▶ _Problem requirements_
What lines of the data hold the string "Pezza"? Pull each one out.

▶ _Some records_

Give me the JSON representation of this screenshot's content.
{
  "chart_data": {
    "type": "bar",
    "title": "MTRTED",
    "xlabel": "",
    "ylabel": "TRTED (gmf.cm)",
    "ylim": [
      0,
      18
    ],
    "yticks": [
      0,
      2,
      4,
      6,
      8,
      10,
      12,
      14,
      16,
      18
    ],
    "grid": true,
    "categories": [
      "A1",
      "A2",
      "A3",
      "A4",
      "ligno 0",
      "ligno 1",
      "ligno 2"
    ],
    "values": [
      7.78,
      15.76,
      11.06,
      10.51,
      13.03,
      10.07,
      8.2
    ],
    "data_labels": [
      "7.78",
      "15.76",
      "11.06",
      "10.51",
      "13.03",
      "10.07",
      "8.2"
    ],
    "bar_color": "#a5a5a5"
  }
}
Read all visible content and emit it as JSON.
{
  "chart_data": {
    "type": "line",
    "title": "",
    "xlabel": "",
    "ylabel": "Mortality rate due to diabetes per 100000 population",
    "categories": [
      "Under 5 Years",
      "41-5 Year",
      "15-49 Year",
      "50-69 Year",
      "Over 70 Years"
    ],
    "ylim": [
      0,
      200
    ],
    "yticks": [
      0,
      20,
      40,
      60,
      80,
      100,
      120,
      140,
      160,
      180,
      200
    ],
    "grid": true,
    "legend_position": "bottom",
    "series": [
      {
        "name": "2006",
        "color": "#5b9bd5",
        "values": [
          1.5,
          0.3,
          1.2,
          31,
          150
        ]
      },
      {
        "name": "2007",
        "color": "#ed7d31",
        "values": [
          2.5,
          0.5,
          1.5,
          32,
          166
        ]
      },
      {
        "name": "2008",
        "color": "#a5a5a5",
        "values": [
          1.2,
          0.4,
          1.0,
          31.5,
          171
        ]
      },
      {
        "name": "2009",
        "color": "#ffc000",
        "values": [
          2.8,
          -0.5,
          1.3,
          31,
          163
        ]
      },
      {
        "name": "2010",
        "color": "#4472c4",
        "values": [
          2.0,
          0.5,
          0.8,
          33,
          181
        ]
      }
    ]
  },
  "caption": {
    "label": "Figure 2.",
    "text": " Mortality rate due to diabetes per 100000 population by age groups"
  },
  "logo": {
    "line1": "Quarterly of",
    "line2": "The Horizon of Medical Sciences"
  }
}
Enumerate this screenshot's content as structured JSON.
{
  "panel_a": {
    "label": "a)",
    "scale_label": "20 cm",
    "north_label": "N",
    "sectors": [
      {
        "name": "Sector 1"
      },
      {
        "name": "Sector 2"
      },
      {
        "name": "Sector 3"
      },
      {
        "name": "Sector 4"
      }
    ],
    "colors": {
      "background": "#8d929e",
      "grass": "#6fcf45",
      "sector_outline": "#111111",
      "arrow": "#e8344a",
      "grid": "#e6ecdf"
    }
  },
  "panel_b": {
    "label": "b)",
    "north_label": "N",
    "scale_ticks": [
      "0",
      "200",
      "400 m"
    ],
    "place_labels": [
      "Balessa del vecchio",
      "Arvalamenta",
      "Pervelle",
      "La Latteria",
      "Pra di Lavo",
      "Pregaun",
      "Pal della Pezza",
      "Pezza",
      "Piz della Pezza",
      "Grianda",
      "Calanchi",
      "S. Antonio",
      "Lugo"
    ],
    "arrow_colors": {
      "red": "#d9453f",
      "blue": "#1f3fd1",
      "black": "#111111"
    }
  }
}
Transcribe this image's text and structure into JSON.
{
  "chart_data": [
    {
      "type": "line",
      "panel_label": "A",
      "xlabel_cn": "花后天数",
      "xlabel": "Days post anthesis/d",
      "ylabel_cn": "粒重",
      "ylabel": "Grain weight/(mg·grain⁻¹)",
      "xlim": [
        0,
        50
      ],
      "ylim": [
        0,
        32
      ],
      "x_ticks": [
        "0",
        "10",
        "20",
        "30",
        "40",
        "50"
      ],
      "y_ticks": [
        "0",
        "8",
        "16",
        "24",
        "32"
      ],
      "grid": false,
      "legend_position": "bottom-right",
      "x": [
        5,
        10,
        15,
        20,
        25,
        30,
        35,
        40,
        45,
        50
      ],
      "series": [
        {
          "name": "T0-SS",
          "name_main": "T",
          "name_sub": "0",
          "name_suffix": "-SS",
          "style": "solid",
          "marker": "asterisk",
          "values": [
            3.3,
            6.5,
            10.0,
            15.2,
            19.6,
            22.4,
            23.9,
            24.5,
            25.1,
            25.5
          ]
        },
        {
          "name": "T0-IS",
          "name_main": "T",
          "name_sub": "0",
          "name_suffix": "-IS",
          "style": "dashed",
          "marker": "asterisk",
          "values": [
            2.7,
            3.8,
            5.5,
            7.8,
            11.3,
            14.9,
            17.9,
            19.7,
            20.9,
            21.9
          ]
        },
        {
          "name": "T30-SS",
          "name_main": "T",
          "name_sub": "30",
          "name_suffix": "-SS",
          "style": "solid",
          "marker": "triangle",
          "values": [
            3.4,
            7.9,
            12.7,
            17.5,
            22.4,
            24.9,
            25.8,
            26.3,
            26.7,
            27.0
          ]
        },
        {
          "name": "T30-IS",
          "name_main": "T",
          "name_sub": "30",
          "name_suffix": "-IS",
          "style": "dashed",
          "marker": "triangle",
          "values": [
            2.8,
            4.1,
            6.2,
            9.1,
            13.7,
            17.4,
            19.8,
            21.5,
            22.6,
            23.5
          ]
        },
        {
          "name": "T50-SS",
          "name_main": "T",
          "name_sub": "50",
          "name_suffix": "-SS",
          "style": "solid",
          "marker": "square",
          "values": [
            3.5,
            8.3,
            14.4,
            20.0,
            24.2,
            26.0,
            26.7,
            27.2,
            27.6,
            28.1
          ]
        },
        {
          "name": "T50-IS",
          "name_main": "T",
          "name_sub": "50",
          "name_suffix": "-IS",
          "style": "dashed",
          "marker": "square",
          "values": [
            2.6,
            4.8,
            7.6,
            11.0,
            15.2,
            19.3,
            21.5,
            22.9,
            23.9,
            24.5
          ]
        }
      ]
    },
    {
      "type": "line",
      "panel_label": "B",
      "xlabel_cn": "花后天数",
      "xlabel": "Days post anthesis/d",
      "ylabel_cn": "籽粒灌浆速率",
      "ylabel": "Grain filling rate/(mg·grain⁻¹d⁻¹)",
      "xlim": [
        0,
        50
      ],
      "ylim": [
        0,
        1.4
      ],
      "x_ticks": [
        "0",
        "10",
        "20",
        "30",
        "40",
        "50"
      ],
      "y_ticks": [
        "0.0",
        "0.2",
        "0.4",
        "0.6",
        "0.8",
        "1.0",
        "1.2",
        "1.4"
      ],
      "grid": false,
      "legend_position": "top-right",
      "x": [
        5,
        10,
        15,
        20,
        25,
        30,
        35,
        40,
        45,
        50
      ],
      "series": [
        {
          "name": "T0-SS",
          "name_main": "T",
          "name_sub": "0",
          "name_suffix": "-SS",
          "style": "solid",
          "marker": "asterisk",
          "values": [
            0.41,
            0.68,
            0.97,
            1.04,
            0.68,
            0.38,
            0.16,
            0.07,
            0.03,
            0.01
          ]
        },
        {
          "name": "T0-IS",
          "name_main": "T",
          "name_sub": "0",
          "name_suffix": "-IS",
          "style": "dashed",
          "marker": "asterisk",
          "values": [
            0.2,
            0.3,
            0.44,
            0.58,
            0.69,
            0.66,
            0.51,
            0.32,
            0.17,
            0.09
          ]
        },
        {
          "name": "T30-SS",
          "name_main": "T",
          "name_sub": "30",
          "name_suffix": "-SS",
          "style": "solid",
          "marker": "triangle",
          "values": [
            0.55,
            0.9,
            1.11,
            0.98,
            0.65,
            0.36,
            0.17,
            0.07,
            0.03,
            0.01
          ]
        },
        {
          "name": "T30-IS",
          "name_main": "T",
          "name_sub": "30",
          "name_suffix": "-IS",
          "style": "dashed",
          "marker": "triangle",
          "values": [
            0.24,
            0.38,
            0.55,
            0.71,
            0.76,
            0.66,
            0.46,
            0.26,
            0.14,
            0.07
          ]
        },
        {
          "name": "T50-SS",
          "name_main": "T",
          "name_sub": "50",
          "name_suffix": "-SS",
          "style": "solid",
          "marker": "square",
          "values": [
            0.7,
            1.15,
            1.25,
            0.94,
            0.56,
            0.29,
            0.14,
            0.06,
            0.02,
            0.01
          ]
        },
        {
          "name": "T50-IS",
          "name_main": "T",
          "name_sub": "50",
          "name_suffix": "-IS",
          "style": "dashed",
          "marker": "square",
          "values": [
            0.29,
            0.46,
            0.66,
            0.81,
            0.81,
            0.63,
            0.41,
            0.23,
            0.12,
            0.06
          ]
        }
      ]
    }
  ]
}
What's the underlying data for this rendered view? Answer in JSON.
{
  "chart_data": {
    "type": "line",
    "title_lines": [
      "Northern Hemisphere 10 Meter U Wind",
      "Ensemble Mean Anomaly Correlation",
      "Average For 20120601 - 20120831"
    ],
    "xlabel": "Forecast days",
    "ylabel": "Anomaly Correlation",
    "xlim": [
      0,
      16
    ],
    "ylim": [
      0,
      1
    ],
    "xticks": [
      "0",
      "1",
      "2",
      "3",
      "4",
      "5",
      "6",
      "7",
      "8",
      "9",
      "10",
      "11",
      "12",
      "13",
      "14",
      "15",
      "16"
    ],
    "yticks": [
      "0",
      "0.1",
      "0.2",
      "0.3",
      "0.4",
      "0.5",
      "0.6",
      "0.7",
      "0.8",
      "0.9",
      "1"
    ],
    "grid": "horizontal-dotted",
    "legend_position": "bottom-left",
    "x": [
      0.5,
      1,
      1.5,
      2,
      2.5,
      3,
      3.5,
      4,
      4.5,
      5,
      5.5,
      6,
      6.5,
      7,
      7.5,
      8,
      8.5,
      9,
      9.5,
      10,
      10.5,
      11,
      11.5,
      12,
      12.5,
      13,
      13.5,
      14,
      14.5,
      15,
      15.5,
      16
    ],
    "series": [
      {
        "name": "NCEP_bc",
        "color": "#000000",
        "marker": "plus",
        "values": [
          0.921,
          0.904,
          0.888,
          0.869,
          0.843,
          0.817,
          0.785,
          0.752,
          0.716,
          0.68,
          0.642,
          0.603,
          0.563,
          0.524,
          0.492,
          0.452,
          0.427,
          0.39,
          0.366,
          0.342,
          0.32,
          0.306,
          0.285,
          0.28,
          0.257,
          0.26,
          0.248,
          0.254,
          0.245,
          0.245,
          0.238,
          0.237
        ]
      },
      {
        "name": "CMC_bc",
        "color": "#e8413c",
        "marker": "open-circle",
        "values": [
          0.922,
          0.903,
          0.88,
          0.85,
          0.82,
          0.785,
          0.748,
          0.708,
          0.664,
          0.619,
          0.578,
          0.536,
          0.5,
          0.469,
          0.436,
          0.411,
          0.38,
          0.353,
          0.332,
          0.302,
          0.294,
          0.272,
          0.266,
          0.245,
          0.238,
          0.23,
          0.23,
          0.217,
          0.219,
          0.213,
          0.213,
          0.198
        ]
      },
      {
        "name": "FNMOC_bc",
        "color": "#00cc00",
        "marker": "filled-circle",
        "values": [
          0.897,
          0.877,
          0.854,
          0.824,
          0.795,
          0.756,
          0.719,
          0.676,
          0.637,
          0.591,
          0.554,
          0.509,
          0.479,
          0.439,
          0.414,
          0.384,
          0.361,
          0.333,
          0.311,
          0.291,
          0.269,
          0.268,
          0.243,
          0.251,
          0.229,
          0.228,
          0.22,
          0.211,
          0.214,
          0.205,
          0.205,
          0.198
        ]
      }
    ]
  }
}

▶ _Written solution_
      "Pal della Pezza",
      "Pezza",
      "Piz della Pezza",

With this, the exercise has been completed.